### Input data
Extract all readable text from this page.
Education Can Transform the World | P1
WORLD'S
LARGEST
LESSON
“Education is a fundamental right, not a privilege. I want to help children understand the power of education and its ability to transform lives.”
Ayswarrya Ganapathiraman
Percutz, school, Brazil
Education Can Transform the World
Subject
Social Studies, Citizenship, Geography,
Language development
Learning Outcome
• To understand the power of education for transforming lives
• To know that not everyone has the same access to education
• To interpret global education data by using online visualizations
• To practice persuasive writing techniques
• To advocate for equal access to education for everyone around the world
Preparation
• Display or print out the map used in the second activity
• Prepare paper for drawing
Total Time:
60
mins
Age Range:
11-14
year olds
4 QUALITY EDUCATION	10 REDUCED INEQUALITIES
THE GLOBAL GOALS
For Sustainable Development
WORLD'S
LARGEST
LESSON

### What the task requires
Reproduce the listing above verbatim, from first line to last.

### Output for this exercise
Extract all readable text from this page.
Education Can Transform the World | P1
WORLD'S
LARGEST
LESSON
“Education is a fundamental right, not a privilege. I want to help children understand the power of education and its ability to transform lives.”
Ayswarrya Ganapathiraman
Percutz, school, Brazil
Education Can Transform the World
Subject
Social Studies, Citizenship, Geography,
Language development
Learning Outcome
• To understand the power of education for transforming lives
• To know that not everyone has the same access to education
• To interpret global education data by using online visualizations
• To practice persuasive writing techniques
• To advocate for equal access to education for everyone around the world
Preparation
• Display or print out the map used in the second activity
• Prepare paper for drawing
Total Time:
60
mins
Age Range:
11-14
year olds
4 QUALITY EDUCATION	10 REDUCED INEQUALITIES
THE GLOBAL GOALS
For Sustainable Development
WORLD'S
LARGEST
LESSON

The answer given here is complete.